Provided data -
# # # #

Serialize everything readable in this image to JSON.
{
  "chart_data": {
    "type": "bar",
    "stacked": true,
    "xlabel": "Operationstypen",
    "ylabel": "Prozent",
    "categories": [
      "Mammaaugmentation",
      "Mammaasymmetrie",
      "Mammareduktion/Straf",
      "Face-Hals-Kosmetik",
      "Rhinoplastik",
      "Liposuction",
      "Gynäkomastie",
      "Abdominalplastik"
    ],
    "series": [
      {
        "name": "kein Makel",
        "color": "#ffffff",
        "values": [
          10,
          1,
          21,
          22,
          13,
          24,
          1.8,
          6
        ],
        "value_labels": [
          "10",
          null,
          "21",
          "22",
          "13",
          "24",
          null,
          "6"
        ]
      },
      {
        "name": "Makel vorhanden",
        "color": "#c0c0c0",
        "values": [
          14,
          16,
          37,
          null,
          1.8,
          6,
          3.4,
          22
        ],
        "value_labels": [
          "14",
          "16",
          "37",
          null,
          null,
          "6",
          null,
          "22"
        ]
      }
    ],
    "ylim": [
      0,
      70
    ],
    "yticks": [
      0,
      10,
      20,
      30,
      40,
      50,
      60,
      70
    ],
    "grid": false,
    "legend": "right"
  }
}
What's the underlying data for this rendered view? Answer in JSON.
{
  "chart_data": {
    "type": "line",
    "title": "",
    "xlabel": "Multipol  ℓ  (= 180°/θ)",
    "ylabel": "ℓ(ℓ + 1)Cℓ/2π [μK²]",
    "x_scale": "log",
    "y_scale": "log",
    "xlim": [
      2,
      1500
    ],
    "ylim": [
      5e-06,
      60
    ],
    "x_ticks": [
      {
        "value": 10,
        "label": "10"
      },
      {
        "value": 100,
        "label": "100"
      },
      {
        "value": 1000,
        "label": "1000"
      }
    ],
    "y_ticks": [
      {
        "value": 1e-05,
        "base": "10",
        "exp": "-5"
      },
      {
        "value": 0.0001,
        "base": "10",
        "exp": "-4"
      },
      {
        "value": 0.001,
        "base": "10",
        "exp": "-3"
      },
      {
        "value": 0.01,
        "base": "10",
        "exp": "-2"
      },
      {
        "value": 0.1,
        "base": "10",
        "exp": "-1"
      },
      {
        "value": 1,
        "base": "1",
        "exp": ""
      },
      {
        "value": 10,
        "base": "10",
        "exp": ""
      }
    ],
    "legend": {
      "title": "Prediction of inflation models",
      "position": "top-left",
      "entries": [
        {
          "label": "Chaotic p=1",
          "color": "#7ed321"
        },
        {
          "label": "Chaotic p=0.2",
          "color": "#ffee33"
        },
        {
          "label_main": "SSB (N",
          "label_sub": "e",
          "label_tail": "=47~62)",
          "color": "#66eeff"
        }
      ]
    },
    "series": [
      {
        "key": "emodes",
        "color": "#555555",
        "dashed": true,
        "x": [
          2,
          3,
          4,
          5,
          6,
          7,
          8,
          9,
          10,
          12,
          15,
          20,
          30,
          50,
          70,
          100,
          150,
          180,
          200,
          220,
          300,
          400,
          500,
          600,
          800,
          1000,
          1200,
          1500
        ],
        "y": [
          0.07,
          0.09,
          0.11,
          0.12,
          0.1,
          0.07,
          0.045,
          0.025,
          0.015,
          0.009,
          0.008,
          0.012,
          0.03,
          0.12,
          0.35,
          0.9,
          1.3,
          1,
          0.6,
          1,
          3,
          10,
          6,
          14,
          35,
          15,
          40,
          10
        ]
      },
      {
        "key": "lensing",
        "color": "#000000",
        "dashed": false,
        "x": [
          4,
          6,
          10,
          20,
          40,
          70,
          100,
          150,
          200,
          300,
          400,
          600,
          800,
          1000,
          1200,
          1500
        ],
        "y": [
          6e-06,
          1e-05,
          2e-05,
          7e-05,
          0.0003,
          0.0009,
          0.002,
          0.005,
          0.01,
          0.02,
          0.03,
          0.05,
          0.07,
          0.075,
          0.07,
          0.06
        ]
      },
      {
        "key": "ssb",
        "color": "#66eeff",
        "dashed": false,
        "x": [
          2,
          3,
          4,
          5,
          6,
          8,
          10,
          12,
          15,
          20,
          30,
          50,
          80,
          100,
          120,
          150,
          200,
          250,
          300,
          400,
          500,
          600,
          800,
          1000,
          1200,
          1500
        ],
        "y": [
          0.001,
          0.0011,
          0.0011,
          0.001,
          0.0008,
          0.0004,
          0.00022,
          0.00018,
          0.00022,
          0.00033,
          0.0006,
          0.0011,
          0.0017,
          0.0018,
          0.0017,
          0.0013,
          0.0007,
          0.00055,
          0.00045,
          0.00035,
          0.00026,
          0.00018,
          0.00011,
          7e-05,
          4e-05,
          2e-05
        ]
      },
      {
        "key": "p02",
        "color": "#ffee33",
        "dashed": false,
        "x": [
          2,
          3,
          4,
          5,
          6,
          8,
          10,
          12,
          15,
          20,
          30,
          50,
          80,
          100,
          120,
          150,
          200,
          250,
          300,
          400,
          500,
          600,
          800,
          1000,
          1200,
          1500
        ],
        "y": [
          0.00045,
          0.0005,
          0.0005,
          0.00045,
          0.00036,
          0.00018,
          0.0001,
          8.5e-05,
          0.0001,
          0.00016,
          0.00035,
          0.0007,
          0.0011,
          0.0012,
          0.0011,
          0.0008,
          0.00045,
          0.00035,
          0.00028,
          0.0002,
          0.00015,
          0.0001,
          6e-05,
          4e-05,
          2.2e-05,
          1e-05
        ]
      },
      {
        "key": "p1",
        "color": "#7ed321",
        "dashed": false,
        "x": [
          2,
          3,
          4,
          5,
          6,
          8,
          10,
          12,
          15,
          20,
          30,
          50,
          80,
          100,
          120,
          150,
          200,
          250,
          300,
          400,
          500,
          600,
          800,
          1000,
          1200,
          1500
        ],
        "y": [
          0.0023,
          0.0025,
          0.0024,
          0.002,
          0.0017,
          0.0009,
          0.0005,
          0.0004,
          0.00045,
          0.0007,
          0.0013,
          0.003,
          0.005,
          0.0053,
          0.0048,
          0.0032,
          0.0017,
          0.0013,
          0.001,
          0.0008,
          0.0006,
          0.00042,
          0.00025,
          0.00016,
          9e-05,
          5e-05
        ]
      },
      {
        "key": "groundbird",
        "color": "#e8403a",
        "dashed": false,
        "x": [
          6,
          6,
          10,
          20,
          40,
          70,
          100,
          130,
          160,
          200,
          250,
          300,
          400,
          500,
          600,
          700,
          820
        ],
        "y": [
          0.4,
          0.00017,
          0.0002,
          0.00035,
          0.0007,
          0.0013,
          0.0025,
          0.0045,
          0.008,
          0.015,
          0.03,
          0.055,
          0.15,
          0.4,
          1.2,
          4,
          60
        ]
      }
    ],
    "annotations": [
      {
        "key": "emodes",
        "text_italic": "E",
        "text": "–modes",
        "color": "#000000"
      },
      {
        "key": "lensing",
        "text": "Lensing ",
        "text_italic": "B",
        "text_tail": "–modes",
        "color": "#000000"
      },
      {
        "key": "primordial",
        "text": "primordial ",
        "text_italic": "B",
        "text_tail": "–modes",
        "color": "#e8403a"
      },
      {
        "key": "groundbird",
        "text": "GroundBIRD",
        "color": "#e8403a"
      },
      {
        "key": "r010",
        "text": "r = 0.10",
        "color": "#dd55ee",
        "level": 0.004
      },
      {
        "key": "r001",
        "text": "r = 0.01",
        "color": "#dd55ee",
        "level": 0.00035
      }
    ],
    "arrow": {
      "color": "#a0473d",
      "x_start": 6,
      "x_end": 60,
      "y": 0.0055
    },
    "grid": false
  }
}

# # # #

All of the records must be retyped exactly as they are.

Full solution -
Serialize everything readable in this image to JSON.
{
  "chart_data": {
    "type": "bar",
    "stacked": true,
    "xlabel": "Operationstypen",
    "ylabel": "Prozent",
    "categories": [
      "Mammaaugmentation",
      "Mammaasymmetrie",
      "Mammareduktion/Straf",
      "Face-Hals-Kosmetik",
      "Rhinoplastik",
      "Liposuction",
      "Gynäkomastie",
      "Abdominalplastik"
    ],
    "series": [
      {
        "name": "kein Makel",
        "color": "#ffffff",
        "values": [
          10,
          1,
          21,
          22,
          13,
          24,
          1.8,
          6
        ],
        "value_labels": [
          "10",
          null,
          "21",
          "22",
          "13",
          "24",
          null,
          "6"
        ]
      },
      {
        "name": "Makel vorhanden",
        "color": "#c0c0c0",
        "values": [
          14,
          16,
          37,
          null,
          1.8,
          6,
          3.4,
          22
        ],
        "value_labels": [
          "14",
          "16",
          "37",
          null,
          null,
          "6",
          null,
          "22"
        ]
      }
    ],
    "ylim": [
      0,
      70
    ],
    "yticks": [
      0,
      10,
      20,
      30,
      40,
      50,
      60,
      70
    ],
    "grid": false,
    "legend": "right"
  }
}
What's the underlying data for this rendered view? Answer in JSON.
{
  "chart_data": {
    "type": "line",
    "title": "",
    "xlabel": "Multipol  ℓ  (= 180°/θ)",
    "ylabel": "ℓ(ℓ + 1)Cℓ/2π [μK²]",
    "x_scale": "log",
    "y_scale": "log",
    "xlim": [
      2,
      1500
    ],
    "ylim": [
      5e-06,
      60
    ],
    "x_ticks": [
      {
        "value": 10,
        "label": "10"
      },
      {
        "value": 100,
        "label": "100"
      },
      {
        "value": 1000,
        "label": "1000"
      }
    ],
    "y_ticks": [
      {
        "value": 1e-05,
        "base": "10",
        "exp": "-5"
      },
      {
        "value": 0.0001,
        "base": "10",
        "exp": "-4"
      },
      {
        "value": 0.001,
        "base": "10",
        "exp": "-3"
      },
      {
        "value": 0.01,
        "base": "10",
        "exp": "-2"
      },
      {
        "value": 0.1,
        "base": "10",
        "exp": "-1"
      },
      {
        "value": 1,
        "base": "1",
        "exp": ""
      },
      {
        "value": 10,
        "base": "10",
        "exp": ""
      }
    ],
    "legend": {
      "title": "Prediction of inflation models",
      "position": "top-left",
      "entries": [
        {
          "label": "Chaotic p=1",
          "color": "#7ed321"
        },
        {
          "label": "Chaotic p=0.2",
          "color": "#ffee33"
        },
        {
          "label_main": "SSB (N",
          "label_sub": "e",
          "label_tail": "=47~62)",
          "color": "#66eeff"
        }
      ]
    },
    "series": [
      {
        "key": "emodes",
        "color": "#555555",
        "dashed": true,
        "x": [
          2,
          3,
          4,
          5,
          6,
          7,
          8,
          9,
          10,
          12,
          15,
          20,
          30,
          50,
          70,
          100,
          150,
          180,
          200,
          220,
          300,
          400,
          500,
          600,
          800,
          1000,
          1200,
          1500
        ],
        "y": [
          0.07,
          0.09,
          0.11,
          0.12,
          0.1,
          0.07,
          0.045,
          0.025,
          0.015,
          0.009,
          0.008,
          0.012,
          0.03,
          0.12,
          0.35,
          0.9,
          1.3,
          1,
          0.6,
          1,
          3,
          10,
          6,
          14,
          35,
          15,
          40,
          10
        ]
      },
      {
        "key": "lensing",
        "color": "#000000",
        "dashed": false,
        "x": [
          4,
          6,
          10,
          20,
          40,
          70,
          100,
          150,
          200,
          300,
          400,
          600,
          800,
          1000,
          1200,
          1500
        ],
        "y": [
          6e-06,
          1e-05,
          2e-05,
          7e-05,
          0.0003,
          0.0009,
          0.002,
          0.005,
          0.01,
          0.02,
          0.03,
          0.05,
          0.07,
          0.075,
          0.07,
          0.06
        ]
      },
      {
        "key": "ssb",
        "color": "#66eeff",
        "dashed": false,
        "x": [
          2,
          3,
          4,
          5,
          6,
          8,
          10,
          12,
          15,
          20,
          30,
          50,
          80,
          100,
          120,
          150,
          200,
          250,
          300,
          400,
          500,
          600,
          800,
          1000,
          1200,
          1500
        ],
        "y": [
          0.001,
          0.0011,
          0.0011,
          0.001,
          0.0008,
          0.0004,
          0.00022,
          0.00018,
          0.00022,
          0.00033,
          0.0006,
          0.0011,
          0.0017,
          0.0018,
          0.0017,
          0.0013,
          0.0007,
          0.00055,
          0.00045,
          0.00035,
          0.00026,
          0.00018,
          0.00011,
          7e-05,
          4e-05,
          2e-05
        ]
      },
      {
        "key": "p02",
        "color": "#ffee33",
        "dashed": false,
        "x": [
          2,
          3,
          4,
          5,
          6,
          8,
          10,
          12,
          15,
          20,
          30,
          50,
          80,
          100,
          120,
          150,
          200,
          250,
          300,
          400,
          500,
          600,
          800,
          1000,
          1200,
          1500
        ],
        "y": [
          0.00045,
          0.0005,
          0.0005,
          0.00045,
          0.00036,
          0.00018,
          0.0001,
          8.5e-05,
          0.0001,
          0.00016,
          0.00035,
          0.0007,
          0.0011,
          0.0012,
          0.0011,
          0.0008,
          0.00045,
          0.00035,
          0.00028,
          0.0002,
          0.00015,
          0.0001,
          6e-05,
          4e-05,
          2.2e-05,
          1e-05
        ]
      },
      {
        "key": "p1",
        "color": "#7ed321",
        "dashed": false,
        "x": [
          2,
          3,
          4,
          5,
          6,
          8,
          10,
          12,
          15,
          20,
          30,
          50,
          80,
          100,
          120,
          150,
          200,
          250,
          300,
          400,
          500,
          600,
          800,
          1000,
          1200,
          1500
        ],
        "y": [
          0.0023,
          0.0025,
          0.0024,
          0.002,
          0.0017,
          0.0009,
          0.0005,
          0.0004,
          0.00045,
          0.0007,
          0.0013,
          0.003,
          0.005,
          0.0053,
          0.0048,
          0.0032,
          0.0017,
          0.0013,
          0.001,
          0.0008,
          0.0006,
          0.00042,
          0.00025,
          0.00016,
          9e-05,
          5e-05
        ]
      },
      {
        "key": "groundbird",
        "color": "#e8403a",
        "dashed": false,
        "x": [
          6,
          6,
          10,
          20,
          40,
          70,
          100,
          130,
          160,
          200,
          250,
          300,
          400,
          500,
          600,
          700,
          820
        ],
        "y": [
          0.4,
          0.00017,
          0.0002,
          0.00035,
          0.0007,
          0.0013,
          0.0025,
          0.0045,
          0.008,
          0.015,
          0.03,
          0.055,
          0.15,
          0.4,
          1.2,
          4,
          60
        ]
      }
    ],
    "annotations": [
      {
        "key": "emodes",
        "text_italic": "E",
        "text": "–modes",
        "color": "#000000"
      },
      {
        "key": "lensing",
        "text": "Lensing ",
        "text_italic": "B",
        "text_tail": "–modes",
        "color": "#000000"
      },
      {
        "key": "primordial",
        "text": "primordial ",
        "text_italic": "B",
        "text_tail": "–modes",
        "color": "#e8403a"
      },
      {
        "key": "groundbird",
        "text": "GroundBIRD",
        "color": "#e8403a"
      },
      {
        "key": "r010",
        "text": "r = 0.10",
        "color": "#dd55ee",
        "level": 0.004
      },
      {
        "key": "r001",
        "text": "r = 0.01",
        "color": "#dd55ee",
        "level": 0.00035
      }
    ],
    "arrow": {
      "color": "#a0473d",
      "x_start": 6,
      "x_end": 60,
      "y": 0.0055
    },
    "grid": false
  }
}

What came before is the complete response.